------ SUPPLIED ENTRIES

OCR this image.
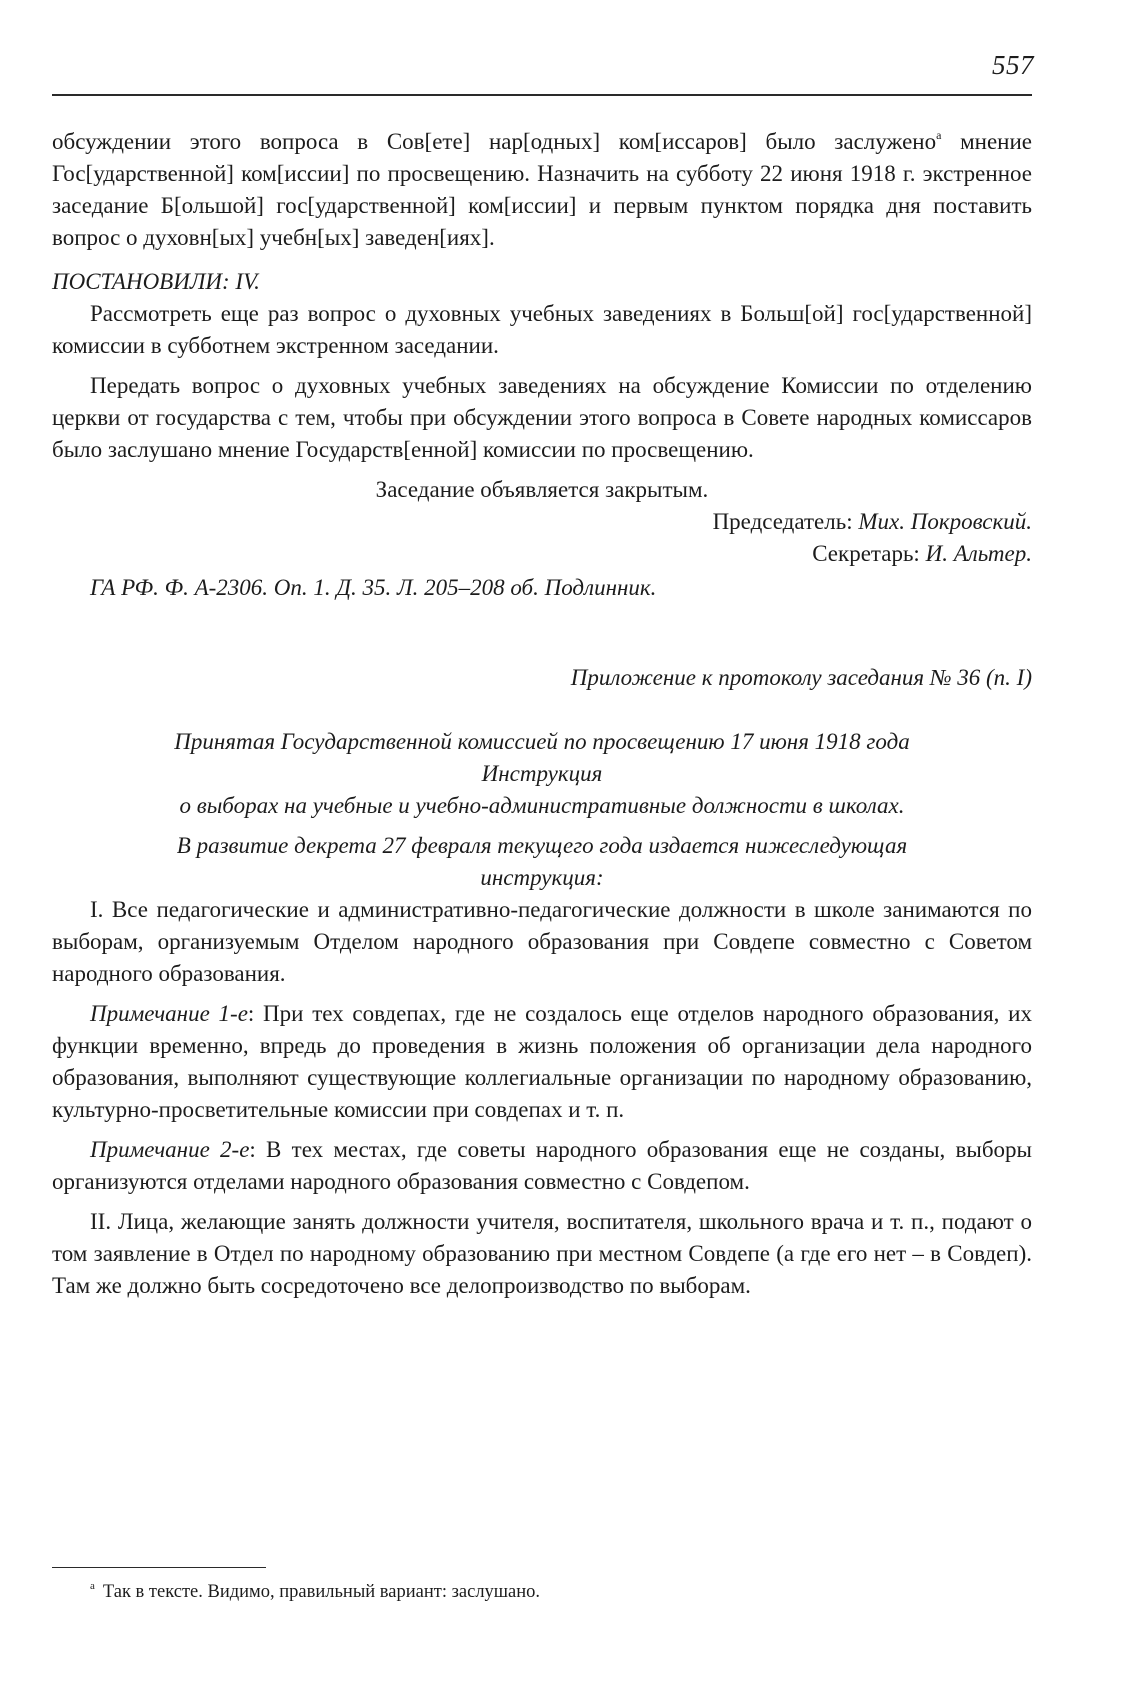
557

обсуждении этого вопроса в Сов[ете] нар[одных] ком[иссаров] было заслужено$^a$ мнение Гос[ударственной] ком[иссии] по просвещению. Назначить на субботу 22 июня 1918 г. экстренное заседание Б[ольшой] гос[ударственной] ком[иссии] и первым пунктом порядка дня поставить вопрос о духовн[ых] учебн[ых] заведен[иях].

ПОСТАНОВИЛИ: IV.

Рассмотреть еще раз вопрос о духовных учебных заведениях в Больш[ой] гос[ударственной] комиссии в субботнем экстренном заседании.

Передать вопрос о духовных учебных заведениях на обсуждение Комиссии по отделению церкви от государства с тем, чтобы при обсуждении этого вопроса в Совете народных комиссаров было заслушано мнение Государств[енной] комиссии по просвещению.

Заседание объявляется закрытым.

Председатель: Мих. Покровский.

Секретарь: И. Альтер.

ГА РФ. Ф. А-2306. Оп. 1. Д. 35. Л. 205–208 об. Подлинник.

Приложение к протоколу заседания № 36 (п. I)

Принятая Государственной комиссией по просвещению 17 июня 1918 года
Инструкция
о выборах на учебные и учебно-административные должности в школах.

В развитие декрета 27 февраля текущего года издается нижеследующая
инструкция:

I. Все педагогические и административно-педагогические должности в школе занимаются по выборам, организуемым Отделом народного образования при Совдепе совместно с Советом народного образования.

Примечание 1-е: При тех совдепах, где не создалось еще отделов народного образования, их функции временно, впредь до проведения в жизнь положения об организации дела народного образования, выполняют существующие коллегиальные организации по народному образованию, культурно-просветительные комиссии при совдепах и т. п.

Примечание 2-е: В тех местах, где советы народного образования еще не созданы, выборы организуются отделами народного образования совместно с Совдепом.

II. Лица, желающие занять должности учителя, воспитателя, школьного врача и т. п., подают о том заявление в Отдел по народному образованию при местном Совдепе (а где его нет – в Совдеп). Там же должно быть сосредоточено все делопроизводство по выборам.

$^a$ Так в тексте. Видимо, правильный вариант: заслушано.
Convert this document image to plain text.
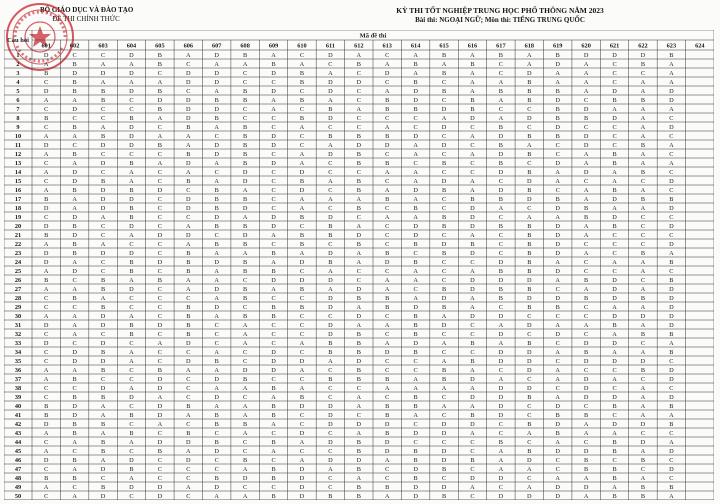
BỘ GIÁO DỤC VÀ ĐÀO TẠO
ĐỀ THI CHÍNH THỨC
KỲ THI TỐT NGHIỆP TRUNG HỌC PHỔ THÔNG NĂM 2023
Bài thi: NGOẠI NGỮ; Môn thi: TIẾNG TRUNG QUỐC
Câu hỏi
Mã đề thi
601	602	603	604	605	606	607	608	609	610	611	612	613	614	615	616	617	618	619	620	621	622	623	624
1	D	C	C	D	B	A	D	B	A	C	D	A	C	A	B	A	B	A	B	D	D	D	B
2	A	B	A	A	B	C	A	A	B	A	C	B	A	B	A	B	C	A	D	A	C	B	A
3	B	D	D	D	C	D	D	C	D	B	A	C	D	A	B	A	C	D	A	A	C	C	A
4	C	B	A	A	A	D	D	C	C	B	D	D	C	B	C	A	A	B	A	A	C	A	A
5	D	B	B	D	B	C	A	B	D	C	D	C	A	D	B	A	B	B	B	A	D	A	D
6	A	A	B	C	D	D	B	B	A	B	A	C	B	D	C	B	A	B	D	C	B	B	D
7	C	D	C	C	B	D	D	C	A	C	B	A	B	B	D	B	C	C	B	D	A	A	A
8	B	C	C	B	A	D	B	C	C	B	D	C	C	C	A	D	A	D	B	B	D	A	C
9	C	B	A	D	C	B	A	B	C	A	C	C	A	C	D	C	B	C	D	C	C	A	D
10	A	A	B	D	A	A	C	B	D	C	B	B	B	D	C	A	D	B	B	D	C	A	C
11	D	C	D	D	B	A	D	B	D	C	A	D	D	A	D	C	B	A	C	D	C	B	A
12	A	B	C	C	C	B	D	B	C	A	D	B	C	A	C	A	D	B	C	A	B	A	C
13	C	A	D	B	A	D	A	B	D	A	C	B	B	C	B	C	B	C	D	A	B	A	A
14	A	D	C	A	C	A	C	D	C	D	C	C	A	A	C	C	D	B	A	D	A	B	C
15	C	D	B	A	C	B	A	D	C	B	A	B	C	A	D	A	C	D	A	C	A	C	D
16	A	B	D	B	D	C	B	A	C	D	C	B	A	D	B	A	D	B	C	A	B	A	C
17	B	A	D	D	C	D	B	B	C	A	A	A	B	A	C	B	B	D	B	A	D	B	B
18	D	A	D	B	C	D	B	D	C	A	C	B	C	B	C	D	A	C	D	B	A	A	D
19	C	D	A	B	C	C	D	A	D	B	D	C	A	A	B	D	C	A	A	B	D	C	C
20	D	B	C	D	C	A	B	B	D	C	B	A	C	D	B	D	B	B	D	A	B	C	D
21	B	D	C	A	D	D	C	D	A	B	B	D	C	D	C	A	C	B	D	A	C	C	C
22	A	B	A	C	C	A	B	B	C	B	C	B	C	B	D	B	C	B	D	C	C	C	D
23	D	B	D	D	C	B	A	A	B	A	D	A	B	C	B	D	C	B	D	A	C	B	A
24	D	A	C	B	D	B	D	B	A	D	B	A	D	B	C	C	D	B	A	C	A	A	B
25	A	D	C	B	C	B	A	B	B	C	A	C	C	A	C	A	B	B	D	C	C	A	C
26	B	C	B	A	B	A	A	C	D	D	D	C	A	A	C	D	D	D	A	B	D	C	B
27	A	A	B	D	C	A	D	B	A	B	A	D	A	C	B	D	B	B	C	A	D	A	D
28	C	B	A	C	C	C	A	B	C	C	D	B	B	A	D	A	B	D	D	B	D	B	D
29	C	C	B	C	C	B	D	C	B	B	D	A	B	D	B	A	C	B	B	C	A	A	D
30	A	A	D	A	C	B	A	B	B	C	C	D	C	B	A	D	D	C	C	C	D	D	D
31	D	A	D	B	D	B	C	A	C	C	D	A	A	B	D	C	A	D	A	A	B	A	D
32	C	A	C	B	C	B	C	A	C	C	D	B	C	B	C	C	D	C	D	C	A	B	B
33	D	C	D	C	A	D	C	A	C	A	B	B	A	D	A	B	A	B	C	D	D	C	A
34	C	D	B	A	C	C	A	C	D	C	B	B	D	B	C	C	D	D	A	B	A	A	B
35	C	D	D	A	C	D	B	C	D	D	A	D	C	C	A	B	D	D	C	D	D	D	C
36	A	A	B	C	B	A	A	D	D	A	C	B	C	C	B	A	C	D	A	C	C	B	D
37	A	B	C	C	D	C	D	B	C	C	B	B	B	A	B	D	A	C	A	D	A	C	D
38	C	C	D	A	D	C	A	A	B	A	C	C	A	A	A	A	D	D	C	D	C	A	C
39	C	B	B	D	A	C	D	C	A	B	C	A	C	B	C	D	D	B	A	D	D	A	D
40	B	D	A	C	D	B	A	A	B	D	D	A	B	B	A	A	D	C	D	C	B	A	B
41	B	D	A	B	D	A	B	A	B	C	D	C	B	A	C	B	D	C	B	B	C	A	A
42	D	B	B	C	A	C	B	B	A	C	D	D	D	C	D	D	C	B	D	A	D	D	B
43	A	B	A	B	C	B	C	A	C	D	C	A	B	D	D	A	C	A	B	A	A	C	C
44	C	A	B	A	D	D	B	C	B	A	D	B	D	C	C	C	B	C	A	C	B	D	A
45	A	C	B	C	B	A	D	C	A	C	C	B	D	B	D	C	A	B	D	D	B	A	D
46	D	B	A	D	C	D	C	B	C	A	D	D	A	B	D	B	A	D	C	B	C	B	C
47	C	A	D	B	C	C	C	A	B	D	A	B	C	D	B	C	A	A	C	B	B	C	D
48	B	B	C	A	C	C	B	D	B	D	C	A	C	B	C	D	D	C	A	A	B	A	C
49	A	C	B	D	D	A	D	C	C	D	C	B	B	D	D	A	C	A	D	D	A	B	B
50	C	A	D	C	D	C	A	A	B	D	B	B	A	D	B	C	D	D	D	A	B	B	A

------------

● GIVEN EXERCISE
Find the string "июня" in the records, then copy each line where it occurs.

● RESULT
обсуждении этого вопроса в Сов[ете] нар[одных] ком[иссаров] было заслужено$^a$ мнение Гос[ударственной] ком[иссии] по просвещению. Назначить на субботу 22 июня 1918 г. экстренное заседание Б[ольшой] гос[ударственной] ком[иссии] и первым пунктом порядка дня поставить вопрос о духовн[ых] учебн[ых] заведен[иях].
Принятая Государственной комиссией по просвещению 17 июня 1918 года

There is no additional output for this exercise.